'''
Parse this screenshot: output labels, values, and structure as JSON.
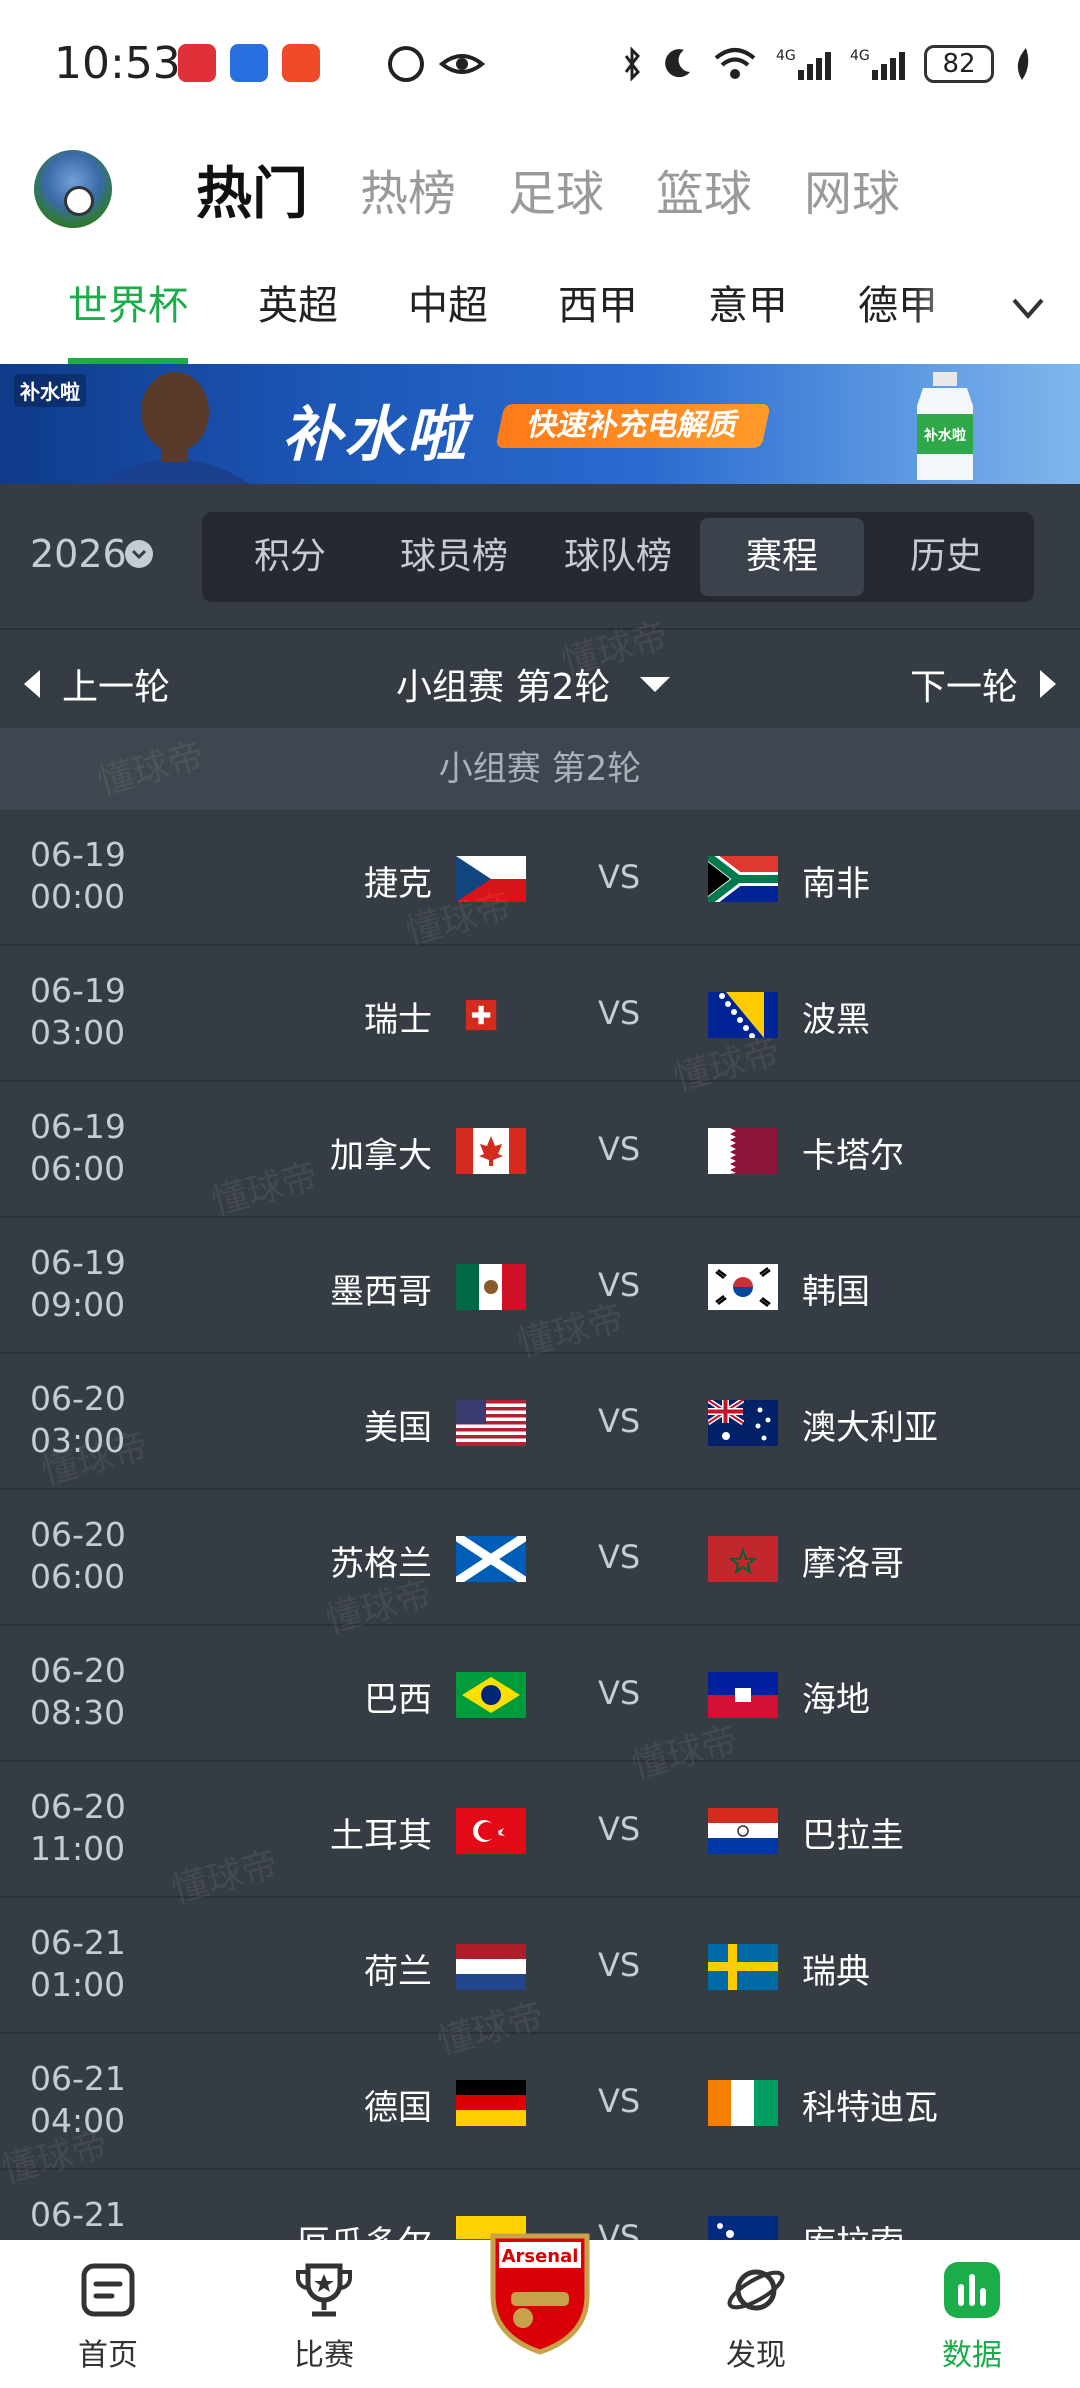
{
  "status_bar": {
    "time": "10:53",
    "battery": "82"
  },
  "top_tabs": [
    "热门",
    "热榜",
    "足球",
    "篮球",
    "网球"
  ],
  "sub_tabs": [
    "世界杯",
    "英超",
    "中超",
    "西甲",
    "意甲",
    "德甲"
  ],
  "banner": {
    "logo": "补水啦",
    "title": "补水啦",
    "slogan": "快速补充电解质",
    "bottle_label": "补水啦"
  },
  "season": {
    "year": "2026"
  },
  "segments": [
    "积分",
    "球员榜",
    "球队榜",
    "赛程",
    "历史"
  ],
  "round_nav": {
    "prev": "上一轮",
    "current": "小组赛 第2轮",
    "next": "下一轮"
  },
  "group_title": "小组赛 第2轮",
  "vs_label": "VS",
  "watermark": "懂球帝",
  "matches": [
    {
      "date": "06-19",
      "time": "00:00",
      "home": "捷克",
      "away": "南非"
    },
    {
      "date": "06-19",
      "time": "03:00",
      "home": "瑞士",
      "away": "波黑"
    },
    {
      "date": "06-19",
      "time": "06:00",
      "home": "加拿大",
      "away": "卡塔尔"
    },
    {
      "date": "06-19",
      "time": "09:00",
      "home": "墨西哥",
      "away": "韩国"
    },
    {
      "date": "06-20",
      "time": "03:00",
      "home": "美国",
      "away": "澳大利亚"
    },
    {
      "date": "06-20",
      "time": "06:00",
      "home": "苏格兰",
      "away": "摩洛哥"
    },
    {
      "date": "06-20",
      "time": "08:30",
      "home": "巴西",
      "away": "海地"
    },
    {
      "date": "06-20",
      "time": "11:00",
      "home": "土耳其",
      "away": "巴拉圭"
    },
    {
      "date": "06-21",
      "time": "01:00",
      "home": "荷兰",
      "away": "瑞典"
    },
    {
      "date": "06-21",
      "time": "04:00",
      "home": "德国",
      "away": "科特迪瓦"
    },
    {
      "date": "06-21",
      "time": "",
      "home": "厄瓜多尔",
      "away": "库拉索"
    }
  ],
  "bottom_nav": [
    {
      "label": "首页",
      "icon": "home-icon"
    },
    {
      "label": "比赛",
      "icon": "trophy-icon"
    },
    {
      "label": "",
      "icon": "arsenal-badge-icon",
      "badge_text": "Arsenal"
    },
    {
      "label": "发现",
      "icon": "planet-icon"
    },
    {
      "label": "数据",
      "icon": "chart-icon"
    }
  ],
  "colors": {
    "accent": "#1aad4a",
    "bg_dark": "#363c44",
    "segment_bg": "#262a30"
  }
}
'''
WHAT TO PRODUCE - Omit the pictures, then quote the rest of the material above exactly.

PROBLEM SOLUTION -
Parse this screenshot: output labels, values, and structure as JSON.
{
  "status_bar": {
    "time": "10:53",
    "battery": "82"
  },
  "top_tabs": [
    "热门",
    "热榜",
    "足球",
    "篮球",
    "网球"
  ],
  "sub_tabs": [
    "世界杯",
    "英超",
    "中超",
    "西甲",
    "意甲",
    "德甲"
  ],
  "banner": {
    "logo": "补水啦",
    "title": "补水啦",
    "slogan": "快速补充电解质",
    "bottle_label": "补水啦"
  },
  "season": {
    "year": "2026"
  },
  "segments": [
    "积分",
    "球员榜",
    "球队榜",
    "赛程",
    "历史"
  ],
  "round_nav": {
    "prev": "上一轮",
    "current": "小组赛 第2轮",
    "next": "下一轮"
  },
  "group_title": "小组赛 第2轮",
  "vs_label": "VS",
  "watermark": "懂球帝",
  "matches": [
    {
      "date": "06-19",
      "time": "00:00",
      "home": "捷克",
      "away": "南非"
    },
    {
      "date": "06-19",
      "time": "03:00",
      "home": "瑞士",
      "away": "波黑"
    },
    {
      "date": "06-19",
      "time": "06:00",
      "home": "加拿大",
      "away": "卡塔尔"
    },
    {
      "date": "06-19",
      "time": "09:00",
      "home": "墨西哥",
      "away": "韩国"
    },
    {
      "date": "06-20",
      "time": "03:00",
      "home": "美国",
      "away": "澳大利亚"
    },
    {
      "date": "06-20",
      "time": "06:00",
      "home": "苏格兰",
      "away": "摩洛哥"
    },
    {
      "date": "06-20",
      "time": "08:30",
      "home": "巴西",
      "away": "海地"
    },
    {
      "date": "06-20",
      "time": "11:00",
      "home": "土耳其",
      "away": "巴拉圭"
    },
    {
      "date": "06-21",
      "time": "01:00",
      "home": "荷兰",
      "away": "瑞典"
    },
    {
      "date": "06-21",
      "time": "04:00",
      "home": "德国",
      "away": "科特迪瓦"
    },
    {
      "date": "06-21",
      "time": "",
      "home": "厄瓜多尔",
      "away": "库拉索"
    }
  ],
  "bottom_nav": [
    {
      "label": "首页",
      "icon": "home-icon"
    },
    {
      "label": "比赛",
      "icon": "trophy-icon"
    },
    {
      "label": "",
      "icon": "arsenal-badge-icon",
      "badge_text": "Arsenal"
    },
    {
      "label": "发现",
      "icon": "planet-icon"
    },
    {
      "label": "数据",
      "icon": "chart-icon"
    }
  ],
  "colors": {
    "accent": "#1aad4a",
    "bg_dark": "#363c44",
    "segment_bg": "#262a30"
  }
}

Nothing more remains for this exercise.